--- start of Source records ---
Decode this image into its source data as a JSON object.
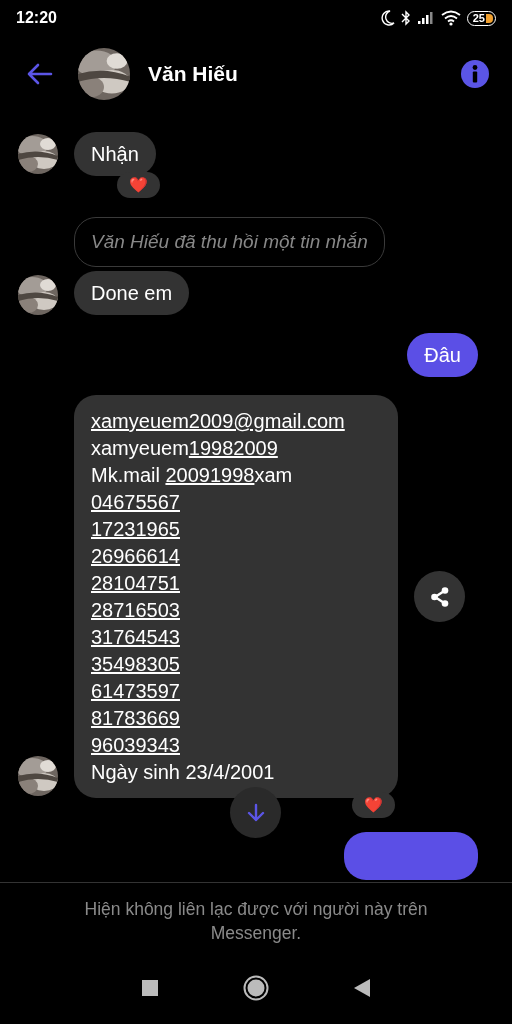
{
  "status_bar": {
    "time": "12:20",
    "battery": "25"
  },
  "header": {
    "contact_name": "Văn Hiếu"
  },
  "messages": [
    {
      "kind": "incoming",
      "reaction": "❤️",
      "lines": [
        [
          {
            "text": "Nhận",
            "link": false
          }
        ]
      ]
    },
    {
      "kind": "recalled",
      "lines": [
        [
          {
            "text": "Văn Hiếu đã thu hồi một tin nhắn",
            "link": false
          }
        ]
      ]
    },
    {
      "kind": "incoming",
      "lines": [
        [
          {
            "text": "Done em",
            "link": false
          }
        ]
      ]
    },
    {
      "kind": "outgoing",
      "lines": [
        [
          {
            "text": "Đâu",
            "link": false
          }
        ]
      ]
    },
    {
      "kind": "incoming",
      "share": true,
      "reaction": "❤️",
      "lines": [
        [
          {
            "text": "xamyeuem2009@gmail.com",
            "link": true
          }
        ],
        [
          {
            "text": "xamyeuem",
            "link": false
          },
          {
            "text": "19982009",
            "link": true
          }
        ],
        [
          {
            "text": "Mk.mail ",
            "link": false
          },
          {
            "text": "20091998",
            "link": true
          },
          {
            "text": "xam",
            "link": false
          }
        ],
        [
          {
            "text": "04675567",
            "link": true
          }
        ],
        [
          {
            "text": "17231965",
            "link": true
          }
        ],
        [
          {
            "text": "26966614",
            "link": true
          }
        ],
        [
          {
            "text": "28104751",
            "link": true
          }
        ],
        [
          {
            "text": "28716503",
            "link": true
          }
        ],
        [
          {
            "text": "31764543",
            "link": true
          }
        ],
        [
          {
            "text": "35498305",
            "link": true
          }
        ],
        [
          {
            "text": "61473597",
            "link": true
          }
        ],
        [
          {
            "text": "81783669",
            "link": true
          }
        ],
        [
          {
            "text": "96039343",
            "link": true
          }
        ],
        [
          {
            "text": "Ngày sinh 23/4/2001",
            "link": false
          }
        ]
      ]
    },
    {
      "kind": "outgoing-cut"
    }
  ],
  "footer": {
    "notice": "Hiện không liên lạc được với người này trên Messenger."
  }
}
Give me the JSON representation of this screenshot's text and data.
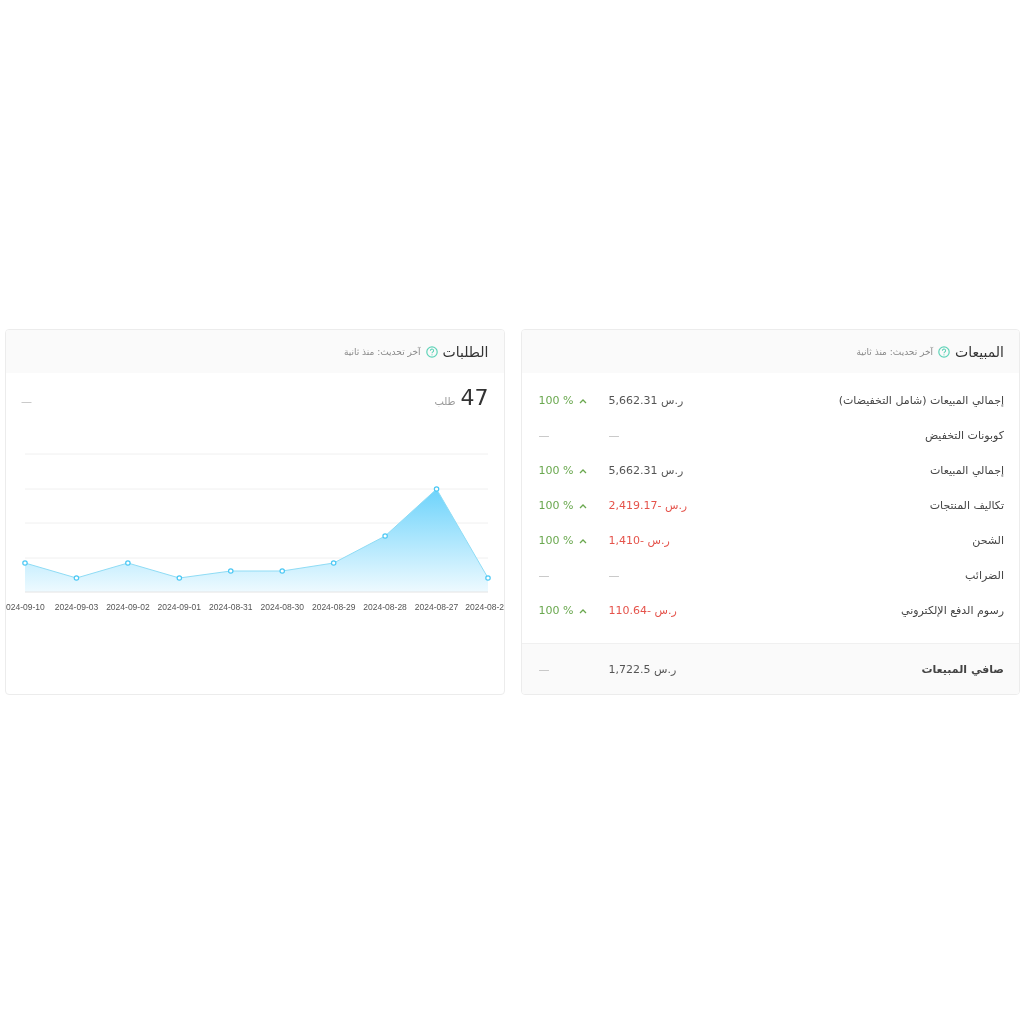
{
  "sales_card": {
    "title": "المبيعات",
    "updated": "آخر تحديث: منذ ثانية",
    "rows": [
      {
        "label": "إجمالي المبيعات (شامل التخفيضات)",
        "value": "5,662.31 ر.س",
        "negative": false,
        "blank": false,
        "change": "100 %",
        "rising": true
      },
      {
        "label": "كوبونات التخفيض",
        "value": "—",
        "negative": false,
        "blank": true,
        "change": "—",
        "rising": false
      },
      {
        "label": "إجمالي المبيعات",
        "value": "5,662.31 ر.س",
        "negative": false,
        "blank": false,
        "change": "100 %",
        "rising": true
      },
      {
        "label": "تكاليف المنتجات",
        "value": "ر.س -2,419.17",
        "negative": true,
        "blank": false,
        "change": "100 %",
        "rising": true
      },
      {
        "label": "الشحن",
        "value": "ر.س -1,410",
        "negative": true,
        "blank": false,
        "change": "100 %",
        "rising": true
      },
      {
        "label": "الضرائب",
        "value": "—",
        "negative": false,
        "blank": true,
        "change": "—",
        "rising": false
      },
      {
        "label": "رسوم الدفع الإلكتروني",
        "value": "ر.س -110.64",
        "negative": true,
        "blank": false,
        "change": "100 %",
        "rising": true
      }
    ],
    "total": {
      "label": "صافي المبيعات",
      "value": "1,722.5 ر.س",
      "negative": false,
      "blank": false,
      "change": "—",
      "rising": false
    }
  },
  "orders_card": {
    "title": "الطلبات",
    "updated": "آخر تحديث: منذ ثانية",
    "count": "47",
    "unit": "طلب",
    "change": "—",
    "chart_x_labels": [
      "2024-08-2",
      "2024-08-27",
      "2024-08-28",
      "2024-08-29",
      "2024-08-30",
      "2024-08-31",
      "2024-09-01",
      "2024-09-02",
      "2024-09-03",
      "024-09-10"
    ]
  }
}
--- end of Source records ---
*Task brief*: Write out the whole listing again, exactly, with no pictures.

*Answer to the exercise*:
Decode this image into its source data as a JSON object.
{
  "status_bar": {
    "time": "12:20",
    "battery": "25"
  },
  "header": {
    "contact_name": "Văn Hiếu"
  },
  "messages": [
    {
      "kind": "incoming",
      "reaction": "❤️",
      "lines": [
        [
          {
            "text": "Nhận",
            "link": false
          }
        ]
      ]
    },
    {
      "kind": "recalled",
      "lines": [
        [
          {
            "text": "Văn Hiếu đã thu hồi một tin nhắn",
            "link": false
          }
        ]
      ]
    },
    {
      "kind": "incoming",
      "lines": [
        [
          {
            "text": "Done em",
            "link": false
          }
        ]
      ]
    },
    {
      "kind": "outgoing",
      "lines": [
        [
          {
            "text": "Đâu",
            "link": false
          }
        ]
      ]
    },
    {
      "kind": "incoming",
      "share": true,
      "reaction": "❤️",
      "lines": [
        [
          {
            "text": "xamyeuem2009@gmail.com",
            "link": true
          }
        ],
        [
          {
            "text": "xamyeuem",
            "link": false
          },
          {
            "text": "19982009",
            "link": true
          }
        ],
        [
          {
            "text": "Mk.mail ",
            "link": false
          },
          {
            "text": "20091998",
            "link": true
          },
          {
            "text": "xam",
            "link": false
          }
        ],
        [
          {
            "text": "04675567",
            "link": true
          }
        ],
        [
          {
            "text": "17231965",
            "link": true
          }
        ],
        [
          {
            "text": "26966614",
            "link": true
          }
        ],
        [
          {
            "text": "28104751",
            "link": true
          }
        ],
        [
          {
            "text": "28716503",
            "link": true
          }
        ],
        [
          {
            "text": "31764543",
            "link": true
          }
        ],
        [
          {
            "text": "35498305",
            "link": true
          }
        ],
        [
          {
            "text": "61473597",
            "link": true
          }
        ],
        [
          {
            "text": "81783669",
            "link": true
          }
        ],
        [
          {
            "text": "96039343",
            "link": true
          }
        ],
        [
          {
            "text": "Ngày sinh 23/4/2001",
            "link": false
          }
        ]
      ]
    },
    {
      "kind": "outgoing-cut"
    }
  ],
  "footer": {
    "notice": "Hiện không liên lạc được với người này trên Messenger."
  }
}
Give me the JSON representation of this screenshot's text and data.
{
  "sales_card": {
    "title": "المبيعات",
    "updated": "آخر تحديث: منذ ثانية",
    "rows": [
      {
        "label": "إجمالي المبيعات (شامل التخفيضات)",
        "value": "5,662.31 ر.س",
        "negative": false,
        "blank": false,
        "change": "100 %",
        "rising": true
      },
      {
        "label": "كوبونات التخفيض",
        "value": "—",
        "negative": false,
        "blank": true,
        "change": "—",
        "rising": false
      },
      {
        "label": "إجمالي المبيعات",
        "value": "5,662.31 ر.س",
        "negative": false,
        "blank": false,
        "change": "100 %",
        "rising": true
      },
      {
        "label": "تكاليف المنتجات",
        "value": "ر.س -2,419.17",
        "negative": true,
        "blank": false,
        "change": "100 %",
        "rising": true
      },
      {
        "label": "الشحن",
        "value": "ر.س -1,410",
        "negative": true,
        "blank": false,
        "change": "100 %",
        "rising": true
      },
      {
        "label": "الضرائب",
        "value": "—",
        "negative": false,
        "blank": true,
        "change": "—",
        "rising": false
      },
      {
        "label": "رسوم الدفع الإلكتروني",
        "value": "ر.س -110.64",
        "negative": true,
        "blank": false,
        "change": "100 %",
        "rising": true
      }
    ],
    "total": {
      "label": "صافي المبيعات",
      "value": "1,722.5 ر.س",
      "negative": false,
      "blank": false,
      "change": "—",
      "rising": false
    }
  },
  "orders_card": {
    "title": "الطلبات",
    "updated": "آخر تحديث: منذ ثانية",
    "count": "47",
    "unit": "طلب",
    "change": "—",
    "chart_x_labels": [
      "2024-08-2",
      "2024-08-27",
      "2024-08-28",
      "2024-08-29",
      "2024-08-30",
      "2024-08-31",
      "2024-09-01",
      "2024-09-02",
      "2024-09-03",
      "024-09-10"
    ]
  }
}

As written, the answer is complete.